Given task 1: From the piece on disruptive innovation, reproduce the passage starting with "Each product interacts" and going on through "with Apple Pay.".
Given task 2: In the piece on disruptive innovation, condense the paragraph that opens "Each product interacts with the other" and keep its main facts.

Disruptive companies rip the corporate rule book to shreds, rewriting a whole new book.

According to Clayton M. Christensen who coined the term disruptive technologies, a disruptive innovation helps create a new market and value network, and eventually disrupts an existing market and value network (over a few years or decades), displacing an earlier technology. The term is used in business and technology literature to describe innovations that improve a product or service in ways that the market does not expect, typically first by designing for a different set of consumers in a new market and later by lowering prices in the existing market.

Disruptivetechnology

How low-end disruption occurs over time.

In contrast to disruptive innovation, a sustaining innovation does not create new markets or value networks but rather only evolves existing ones with better value, allowing the firms within to compete against each other’s sustaining improvements.

There are three lessons we can glean from Google’s disruption and apply to any industry or market. They are:

  1. Create a new market or ecosystem

Google created a profitable business from search and online advertising, deepening the industry and pioneering a new monetization model for “eyeballs” and “click throughs”.

The lesson here is that while product originality matters, the creation of a monetization model that actually works is what qualifies you as a disruptive innovator.

  1. Scale up to own the product pipeline

Google’s successful product offerings include but are not limited to:

  • Gmail
  • Google Drive
  • Google Docs
  • Google Maps
  • Google Now
  • Android [acquired in 2005]

Each product interacts with the other and the idea is to own the customer so completely that it would be disruptive (see what we did there…) to go elsewhere. So as you use Gmail, it makes sense to attach heavy files with Google Drive. You also use an Android phone so your Gmail syncs seamlessly.

Apple employs the same methodology with its “i-ecosystem” – you can seamlessly buy music on iTunes and sync with your iPod. You can even buy that iPod with Apple Pay.

While other companies may have their own versions of some of Google’s products, the inventiveness and originality of thought that goes into providing an interrelated pipeline of products which create a market system is the hallmark of a disruptive company.

Given information:
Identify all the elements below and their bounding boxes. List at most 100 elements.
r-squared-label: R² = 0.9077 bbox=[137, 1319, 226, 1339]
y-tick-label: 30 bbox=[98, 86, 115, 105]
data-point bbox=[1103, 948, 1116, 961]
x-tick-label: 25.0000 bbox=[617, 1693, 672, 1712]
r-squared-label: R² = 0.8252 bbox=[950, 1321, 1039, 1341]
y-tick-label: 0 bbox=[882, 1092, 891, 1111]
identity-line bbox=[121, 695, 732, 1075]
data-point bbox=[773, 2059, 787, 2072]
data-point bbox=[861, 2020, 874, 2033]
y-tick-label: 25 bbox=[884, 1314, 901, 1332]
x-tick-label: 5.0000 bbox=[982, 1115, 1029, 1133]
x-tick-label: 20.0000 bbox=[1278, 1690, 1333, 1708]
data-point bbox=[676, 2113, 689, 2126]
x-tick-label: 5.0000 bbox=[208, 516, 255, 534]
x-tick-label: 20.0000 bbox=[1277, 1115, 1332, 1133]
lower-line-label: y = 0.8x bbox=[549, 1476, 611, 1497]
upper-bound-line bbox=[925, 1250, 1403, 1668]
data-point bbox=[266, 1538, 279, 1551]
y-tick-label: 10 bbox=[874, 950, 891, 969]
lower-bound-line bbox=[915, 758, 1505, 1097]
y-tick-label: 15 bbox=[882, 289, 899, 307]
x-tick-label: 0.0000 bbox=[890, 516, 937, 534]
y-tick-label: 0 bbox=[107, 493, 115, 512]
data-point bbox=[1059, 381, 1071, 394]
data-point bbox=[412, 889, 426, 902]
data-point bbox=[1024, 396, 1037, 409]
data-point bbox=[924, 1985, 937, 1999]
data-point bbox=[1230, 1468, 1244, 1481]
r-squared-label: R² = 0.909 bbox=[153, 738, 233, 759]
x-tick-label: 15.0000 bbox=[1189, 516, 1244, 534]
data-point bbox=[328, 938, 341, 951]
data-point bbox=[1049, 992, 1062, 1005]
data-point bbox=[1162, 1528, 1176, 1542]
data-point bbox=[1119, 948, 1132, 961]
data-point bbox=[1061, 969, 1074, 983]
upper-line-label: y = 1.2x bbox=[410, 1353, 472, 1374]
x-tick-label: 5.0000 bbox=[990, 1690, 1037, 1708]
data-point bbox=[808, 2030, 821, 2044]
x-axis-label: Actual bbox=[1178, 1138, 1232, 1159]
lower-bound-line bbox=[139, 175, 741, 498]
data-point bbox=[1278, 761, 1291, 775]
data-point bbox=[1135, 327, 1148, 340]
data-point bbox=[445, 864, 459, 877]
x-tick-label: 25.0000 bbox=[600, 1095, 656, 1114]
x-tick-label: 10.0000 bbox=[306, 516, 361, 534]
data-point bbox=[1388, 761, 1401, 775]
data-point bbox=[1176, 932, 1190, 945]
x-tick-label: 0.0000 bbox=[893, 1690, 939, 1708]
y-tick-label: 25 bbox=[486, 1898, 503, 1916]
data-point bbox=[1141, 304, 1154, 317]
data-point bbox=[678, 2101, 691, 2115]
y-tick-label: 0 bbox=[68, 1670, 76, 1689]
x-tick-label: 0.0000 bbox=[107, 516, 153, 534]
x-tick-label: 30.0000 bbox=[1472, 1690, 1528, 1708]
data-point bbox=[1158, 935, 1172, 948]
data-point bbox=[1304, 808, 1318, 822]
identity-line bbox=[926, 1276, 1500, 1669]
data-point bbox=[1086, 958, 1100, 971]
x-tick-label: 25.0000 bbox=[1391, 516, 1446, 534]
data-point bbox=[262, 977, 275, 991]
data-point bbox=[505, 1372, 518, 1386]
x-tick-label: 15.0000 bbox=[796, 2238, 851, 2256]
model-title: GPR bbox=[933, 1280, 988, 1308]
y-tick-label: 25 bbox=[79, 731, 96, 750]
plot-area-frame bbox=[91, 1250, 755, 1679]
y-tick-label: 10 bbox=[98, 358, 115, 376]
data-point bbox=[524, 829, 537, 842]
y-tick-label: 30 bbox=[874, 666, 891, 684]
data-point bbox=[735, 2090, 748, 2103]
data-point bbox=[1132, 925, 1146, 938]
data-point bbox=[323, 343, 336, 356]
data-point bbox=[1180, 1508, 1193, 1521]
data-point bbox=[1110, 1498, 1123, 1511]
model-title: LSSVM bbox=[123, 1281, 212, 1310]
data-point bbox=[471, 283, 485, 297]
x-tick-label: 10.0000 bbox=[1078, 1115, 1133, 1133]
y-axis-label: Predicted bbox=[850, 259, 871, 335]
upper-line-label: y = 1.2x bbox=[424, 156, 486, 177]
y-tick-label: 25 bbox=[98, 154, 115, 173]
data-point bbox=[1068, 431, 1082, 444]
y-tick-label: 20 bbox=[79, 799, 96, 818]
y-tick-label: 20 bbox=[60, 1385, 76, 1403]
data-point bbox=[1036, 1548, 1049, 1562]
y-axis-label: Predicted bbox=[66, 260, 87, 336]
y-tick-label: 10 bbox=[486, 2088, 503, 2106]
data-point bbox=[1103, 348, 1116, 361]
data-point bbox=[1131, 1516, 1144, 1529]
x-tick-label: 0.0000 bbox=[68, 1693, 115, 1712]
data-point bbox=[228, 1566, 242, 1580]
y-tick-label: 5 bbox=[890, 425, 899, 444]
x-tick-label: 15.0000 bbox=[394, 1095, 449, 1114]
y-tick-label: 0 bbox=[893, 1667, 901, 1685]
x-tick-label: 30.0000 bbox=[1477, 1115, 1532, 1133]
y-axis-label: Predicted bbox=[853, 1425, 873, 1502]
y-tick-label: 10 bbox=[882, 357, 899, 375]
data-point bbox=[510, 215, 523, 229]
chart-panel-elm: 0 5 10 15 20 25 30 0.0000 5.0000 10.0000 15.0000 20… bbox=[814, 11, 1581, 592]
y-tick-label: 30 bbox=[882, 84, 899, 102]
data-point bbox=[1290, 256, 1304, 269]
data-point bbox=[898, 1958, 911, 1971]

Task solution 1:
Each product interacts with the other and the idea is to own the customer so completely that it would be disruptive (see what we did there…) to go elsewhere. So as you use Gmail, it makes sense to attach heavy files with Google Drive. You also use an Android phone so your Gmail syncs seamlessly.

Apple employs the same methodology with its “i-ecosystem” – you can seamlessly buy music on iTunes and sync with your iPod. You can even buy that iPod with Apple Pay.

Task solution 2: Google's products work together so that the company owns the customer so completely that going elsewhere would be disruptive. For example, Gmail users attach heavy files with Google Drive, and Gmail syncs seamlessly on an Android phone.